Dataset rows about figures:
————————

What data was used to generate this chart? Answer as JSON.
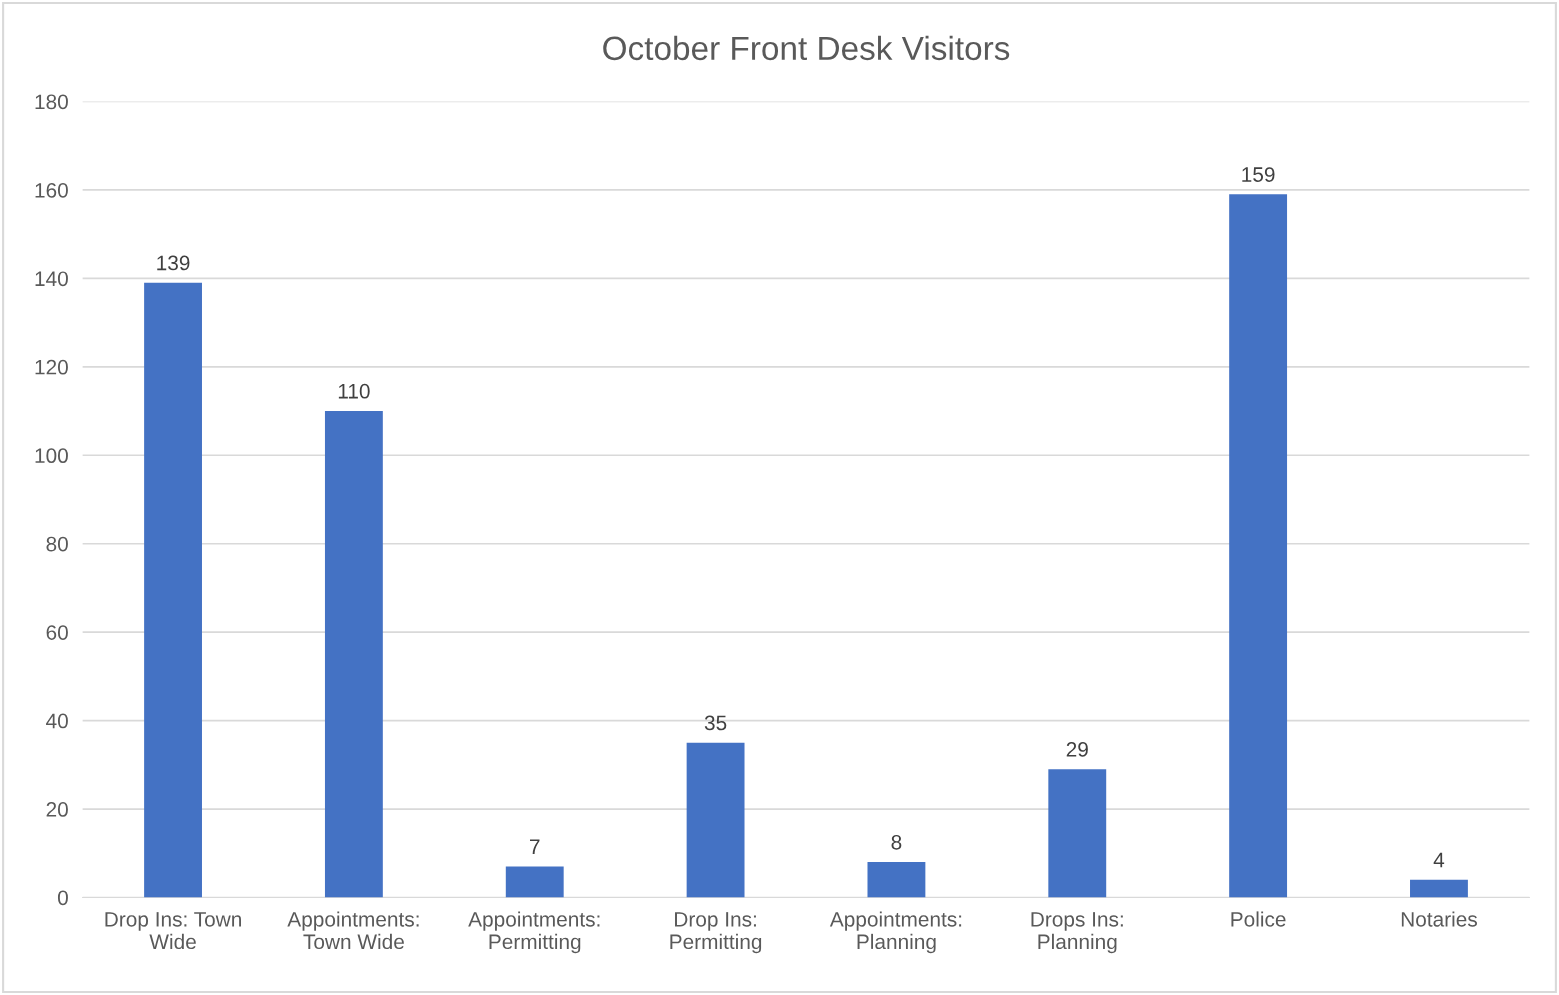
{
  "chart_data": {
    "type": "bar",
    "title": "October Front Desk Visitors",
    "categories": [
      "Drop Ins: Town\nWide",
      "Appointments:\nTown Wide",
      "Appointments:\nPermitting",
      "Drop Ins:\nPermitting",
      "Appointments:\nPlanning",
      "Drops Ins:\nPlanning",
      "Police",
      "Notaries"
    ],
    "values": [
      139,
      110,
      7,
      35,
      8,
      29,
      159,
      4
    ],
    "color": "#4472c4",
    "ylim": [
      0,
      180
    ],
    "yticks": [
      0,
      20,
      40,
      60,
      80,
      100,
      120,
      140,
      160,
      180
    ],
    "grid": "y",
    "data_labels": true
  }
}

————————

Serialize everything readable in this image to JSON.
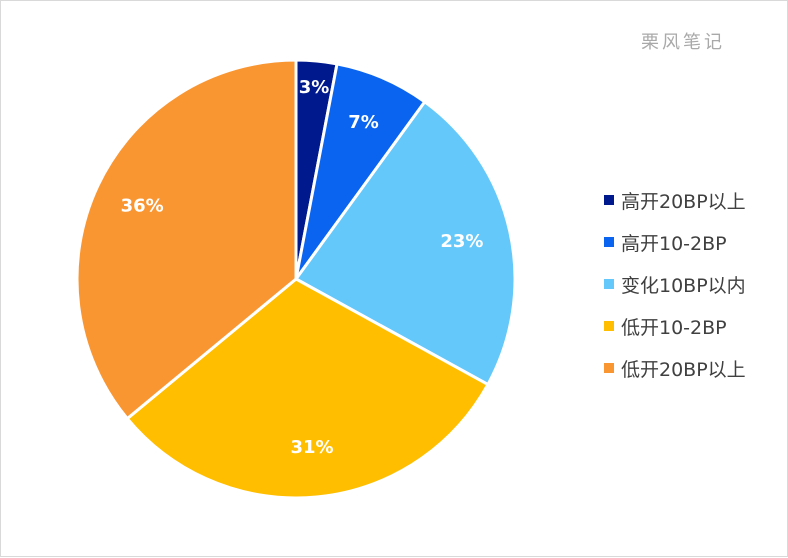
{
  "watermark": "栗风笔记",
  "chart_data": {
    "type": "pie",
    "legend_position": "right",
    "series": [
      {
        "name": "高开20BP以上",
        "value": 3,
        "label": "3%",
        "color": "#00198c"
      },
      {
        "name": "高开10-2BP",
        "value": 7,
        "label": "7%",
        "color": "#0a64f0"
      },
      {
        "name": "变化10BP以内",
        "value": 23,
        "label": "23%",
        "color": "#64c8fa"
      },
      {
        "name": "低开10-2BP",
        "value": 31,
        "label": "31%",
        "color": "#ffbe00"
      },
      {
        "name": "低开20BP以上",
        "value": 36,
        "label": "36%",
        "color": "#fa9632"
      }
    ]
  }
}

————————

= Aim of the task =
Using the listing above, work out how many of its lines include "JSON", and give only the result.

= Expected output =
2